### Your objective
Copy out the data below as written; omit any images.

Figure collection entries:
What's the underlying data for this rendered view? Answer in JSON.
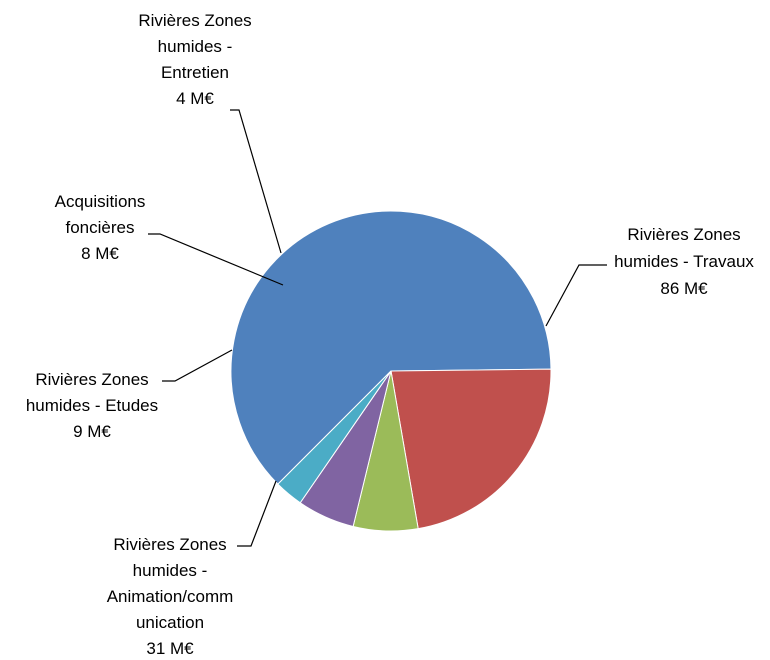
{
  "chart_data": {
    "type": "pie",
    "slices": [
      {
        "label": "Rivières Zones humides - Travaux",
        "label_lines": [
          "Rivières Zones",
          "humides - Travaux"
        ],
        "value": 86,
        "value_text": "86 M€",
        "color": "#4F81BD"
      },
      {
        "label": "Rivières Zones humides - Animation/communication",
        "label_lines": [
          "Rivières Zones",
          "humides -",
          "Animation/comm",
          "unication"
        ],
        "value": 31,
        "value_text": "31 M€",
        "color": "#C0504D"
      },
      {
        "label": "Rivières Zones humides - Etudes",
        "label_lines": [
          "Rivières Zones",
          "humides - Etudes"
        ],
        "value": 9,
        "value_text": "9 M€",
        "color": "#9BBB59"
      },
      {
        "label": "Acquisitions foncières",
        "label_lines": [
          "Acquisitions",
          "foncières"
        ],
        "value": 8,
        "value_text": "8 M€",
        "color": "#8064A2"
      },
      {
        "label": "Rivières Zones humides - Entretien",
        "label_lines": [
          "Rivières Zones",
          "humides -",
          "Entretien"
        ],
        "value": 4,
        "value_text": "4 M€",
        "color": "#4BACC6"
      }
    ],
    "unit": "M€",
    "legend": "none",
    "data_labels": "outside-with-leader-lines"
  }
}
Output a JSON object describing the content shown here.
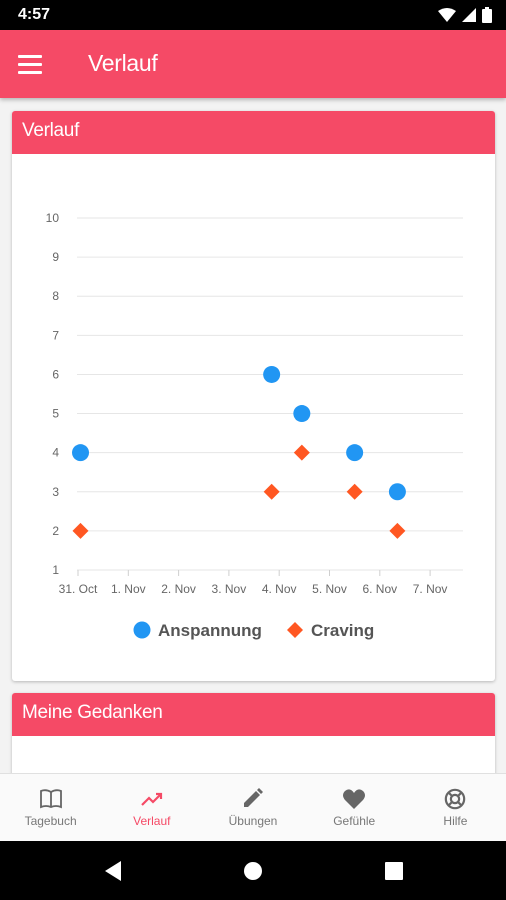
{
  "status": {
    "time": "4:57"
  },
  "toolbar": {
    "title": "Verlauf"
  },
  "card_verlauf": {
    "title": "Verlauf"
  },
  "card_gedanken": {
    "title": "Meine Gedanken"
  },
  "chart_data": {
    "type": "scatter",
    "x": [
      "31. Oct",
      "1. Nov",
      "2. Nov",
      "3. Nov",
      "4. Nov",
      "5. Nov",
      "6. Nov",
      "7. Nov"
    ],
    "ylim": [
      1,
      10
    ],
    "yticks": [
      1,
      2,
      3,
      4,
      5,
      6,
      7,
      8,
      9,
      10
    ],
    "grid": true,
    "legend_position": "bottom",
    "series": [
      {
        "name": "Anspannung",
        "color": "#2196f3",
        "marker": "circle",
        "points": [
          {
            "x": 0.05,
            "y": 4
          },
          {
            "x": 3.85,
            "y": 6
          },
          {
            "x": 4.45,
            "y": 5
          },
          {
            "x": 5.5,
            "y": 4
          },
          {
            "x": 6.35,
            "y": 3
          }
        ]
      },
      {
        "name": "Craving",
        "color": "#ff5722",
        "marker": "diamond",
        "points": [
          {
            "x": 0.05,
            "y": 2
          },
          {
            "x": 3.85,
            "y": 3
          },
          {
            "x": 4.45,
            "y": 4
          },
          {
            "x": 5.5,
            "y": 3
          },
          {
            "x": 6.35,
            "y": 2
          }
        ]
      }
    ]
  },
  "bottom_nav": [
    {
      "label": "Tagebuch",
      "icon": "book-icon",
      "active": false
    },
    {
      "label": "Verlauf",
      "icon": "trending-up-icon",
      "active": true
    },
    {
      "label": "Übungen",
      "icon": "pencil-icon",
      "active": false
    },
    {
      "label": "Gefühle",
      "icon": "heart-icon",
      "active": false
    },
    {
      "label": "Hilfe",
      "icon": "lifebuoy-icon",
      "active": false
    }
  ],
  "colors": {
    "accent": "#f54a66",
    "anspannung": "#2196f3",
    "craving": "#ff5722"
  }
}
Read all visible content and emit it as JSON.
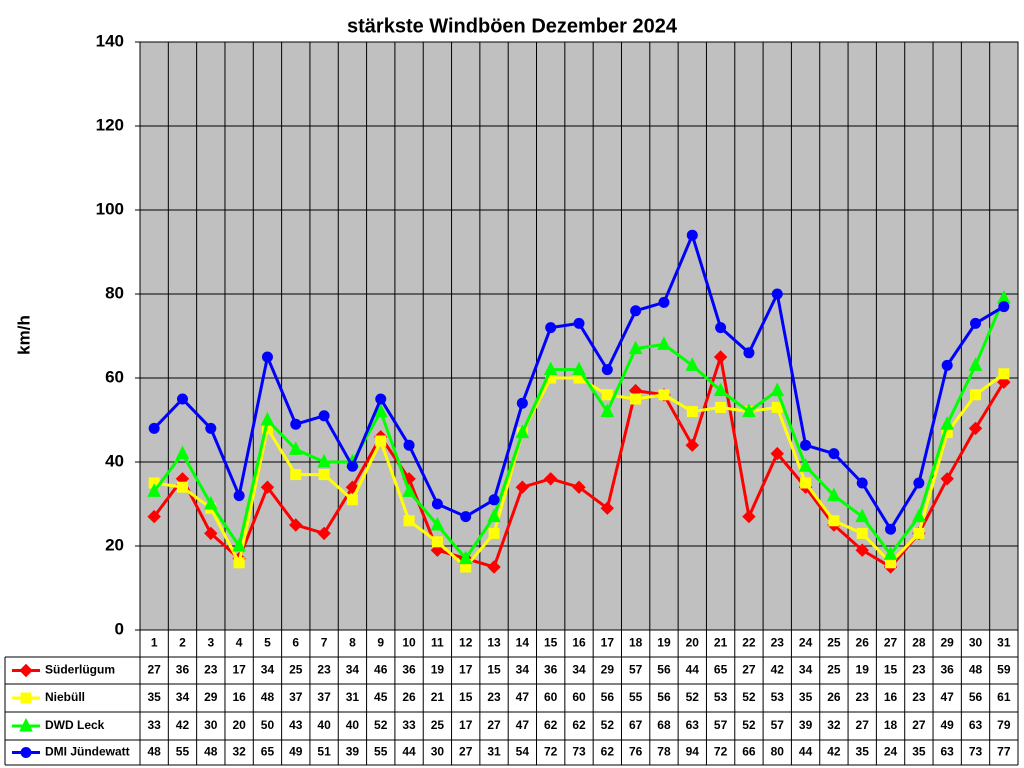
{
  "chart_data": {
    "type": "line",
    "title": "stärkste Windböen Dezember 2024",
    "y_label": "km/h",
    "categories": [
      "1",
      "2",
      "3",
      "4",
      "5",
      "6",
      "7",
      "8",
      "9",
      "10",
      "11",
      "12",
      "13",
      "14",
      "15",
      "16",
      "17",
      "18",
      "19",
      "20",
      "21",
      "22",
      "23",
      "24",
      "25",
      "26",
      "27",
      "28",
      "29",
      "30",
      "31"
    ],
    "ylim": [
      0,
      140
    ],
    "yticks": [
      0,
      20,
      40,
      60,
      80,
      100,
      120,
      140
    ],
    "grid": true,
    "series": [
      {
        "name": "Süderlügum",
        "color": "#ff0000",
        "marker": "diamond",
        "values": [
          27,
          36,
          23,
          17,
          34,
          25,
          23,
          34,
          46,
          36,
          19,
          17,
          15,
          34,
          36,
          34,
          29,
          57,
          56,
          44,
          65,
          27,
          42,
          34,
          25,
          19,
          15,
          23,
          36,
          48,
          59
        ]
      },
      {
        "name": "Niebüll",
        "color": "#ffff00",
        "marker": "square",
        "values": [
          35,
          34,
          29,
          16,
          48,
          37,
          37,
          31,
          45,
          26,
          21,
          15,
          23,
          47,
          60,
          60,
          56,
          55,
          56,
          52,
          53,
          52,
          53,
          35,
          26,
          23,
          16,
          23,
          47,
          56,
          61
        ]
      },
      {
        "name": "DWD Leck",
        "color": "#00ff00",
        "marker": "triangle",
        "values": [
          33,
          42,
          30,
          20,
          50,
          43,
          40,
          40,
          52,
          33,
          25,
          17,
          27,
          47,
          62,
          62,
          52,
          67,
          68,
          63,
          57,
          52,
          57,
          39,
          32,
          27,
          18,
          27,
          49,
          63,
          79
        ]
      },
      {
        "name": "DMI Jündewatt",
        "color": "#0000ff",
        "marker": "circle",
        "values": [
          48,
          55,
          48,
          32,
          65,
          49,
          51,
          39,
          55,
          44,
          30,
          27,
          31,
          54,
          72,
          73,
          62,
          76,
          78,
          94,
          72,
          66,
          80,
          44,
          42,
          35,
          24,
          35,
          63,
          73,
          77
        ]
      }
    ]
  }
}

### Reply
What's the underlying data for this rendered view? Answer in JSON.
{
  "chart_data": {
    "type": "pie",
    "slices": [
      {
        "label": "Rivières Zones humides - Travaux",
        "label_lines": [
          "Rivières Zones",
          "humides - Travaux"
        ],
        "value": 86,
        "value_text": "86 M€",
        "color": "#4F81BD"
      },
      {
        "label": "Rivières Zones humides - Animation/communication",
        "label_lines": [
          "Rivières Zones",
          "humides -",
          "Animation/comm",
          "unication"
        ],
        "value": 31,
        "value_text": "31 M€",
        "color": "#C0504D"
      },
      {
        "label": "Rivières Zones humides - Etudes",
        "label_lines": [
          "Rivières Zones",
          "humides - Etudes"
        ],
        "value": 9,
        "value_text": "9 M€",
        "color": "#9BBB59"
      },
      {
        "label": "Acquisitions foncières",
        "label_lines": [
          "Acquisitions",
          "foncières"
        ],
        "value": 8,
        "value_text": "8 M€",
        "color": "#8064A2"
      },
      {
        "label": "Rivières Zones humides - Entretien",
        "label_lines": [
          "Rivières Zones",
          "humides -",
          "Entretien"
        ],
        "value": 4,
        "value_text": "4 M€",
        "color": "#4BACC6"
      }
    ],
    "unit": "M€",
    "legend": "none",
    "data_labels": "outside-with-leader-lines"
  }
}
Output a JSON object describing the content shown here.
{
  "status": {
    "time": "4:57"
  },
  "toolbar": {
    "title": "Verlauf"
  },
  "card_verlauf": {
    "title": "Verlauf"
  },
  "card_gedanken": {
    "title": "Meine Gedanken"
  },
  "chart_data": {
    "type": "scatter",
    "x": [
      "31. Oct",
      "1. Nov",
      "2. Nov",
      "3. Nov",
      "4. Nov",
      "5. Nov",
      "6. Nov",
      "7. Nov"
    ],
    "ylim": [
      1,
      10
    ],
    "yticks": [
      1,
      2,
      3,
      4,
      5,
      6,
      7,
      8,
      9,
      10
    ],
    "grid": true,
    "legend_position": "bottom",
    "series": [
      {
        "name": "Anspannung",
        "color": "#2196f3",
        "marker": "circle",
        "points": [
          {
            "x": 0.05,
            "y": 4
          },
          {
            "x": 3.85,
            "y": 6
          },
          {
            "x": 4.45,
            "y": 5
          },
          {
            "x": 5.5,
            "y": 4
          },
          {
            "x": 6.35,
            "y": 3
          }
        ]
      },
      {
        "name": "Craving",
        "color": "#ff5722",
        "marker": "diamond",
        "points": [
          {
            "x": 0.05,
            "y": 2
          },
          {
            "x": 3.85,
            "y": 3
          },
          {
            "x": 4.45,
            "y": 4
          },
          {
            "x": 5.5,
            "y": 3
          },
          {
            "x": 6.35,
            "y": 2
          }
        ]
      }
    ]
  },
  "bottom_nav": [
    {
      "label": "Tagebuch",
      "icon": "book-icon",
      "active": false
    },
    {
      "label": "Verlauf",
      "icon": "trending-up-icon",
      "active": true
    },
    {
      "label": "Übungen",
      "icon": "pencil-icon",
      "active": false
    },
    {
      "label": "Gefühle",
      "icon": "heart-icon",
      "active": false
    },
    {
      "label": "Hilfe",
      "icon": "lifebuoy-icon",
      "active": false
    }
  ],
  "colors": {
    "accent": "#f54a66",
    "anspannung": "#2196f3",
    "craving": "#ff5722"
  }
}
Read all visible content and emit it as JSON.
{
  "chart_data": {
    "type": "line",
    "title": "stärkste Windböen Dezember 2024",
    "y_label": "km/h",
    "categories": [
      "1",
      "2",
      "3",
      "4",
      "5",
      "6",
      "7",
      "8",
      "9",
      "10",
      "11",
      "12",
      "13",
      "14",
      "15",
      "16",
      "17",
      "18",
      "19",
      "20",
      "21",
      "22",
      "23",
      "24",
      "25",
      "26",
      "27",
      "28",
      "29",
      "30",
      "31"
    ],
    "ylim": [
      0,
      140
    ],
    "yticks": [
      0,
      20,
      40,
      60,
      80,
      100,
      120,
      140
    ],
    "grid": true,
    "series": [
      {
        "name": "Süderlügum",
        "color": "#ff0000",
        "marker": "diamond",
        "values": [
          27,
          36,
          23,
          17,
          34,
          25,
          23,
          34,
          46,
          36,
          19,
          17,
          15,
          34,
          36,
          34,
          29,
          57,
          56,
          44,
          65,
          27,
          42,
          34,
          25,
          19,
          15,
          23,
          36,
          48,
          59
        ]
      },
      {
        "name": "Niebüll",
        "color": "#ffff00",
        "marker": "square",
        "values": [
          35,
          34,
          29,
          16,
          48,
          37,
          37,
          31,
          45,
          26,
          21,
          15,
          23,
          47,
          60,
          60,
          56,
          55,
          56,
          52,
          53,
          52,
          53,
          35,
          26,
          23,
          16,
          23,
          47,
          56,
          61
        ]
      },
      {
        "name": "DWD Leck",
        "color": "#00ff00",
        "marker": "triangle",
        "values": [
          33,
          42,
          30,
          20,
          50,
          43,
          40,
          40,
          52,
          33,
          25,
          17,
          27,
          47,
          62,
          62,
          52,
          67,
          68,
          63,
          57,
          52,
          57,
          39,
          32,
          27,
          18,
          27,
          49,
          63,
          79
        ]
      },
      {
        "name": "DMI Jündewatt",
        "color": "#0000ff",
        "marker": "circle",
        "values": [
          48,
          55,
          48,
          32,
          65,
          49,
          51,
          39,
          55,
          44,
          30,
          27,
          31,
          54,
          72,
          73,
          62,
          76,
          78,
          94,
          72,
          66,
          80,
          44,
          42,
          35,
          24,
          35,
          63,
          73,
          77
        ]
      }
    ]
  }
}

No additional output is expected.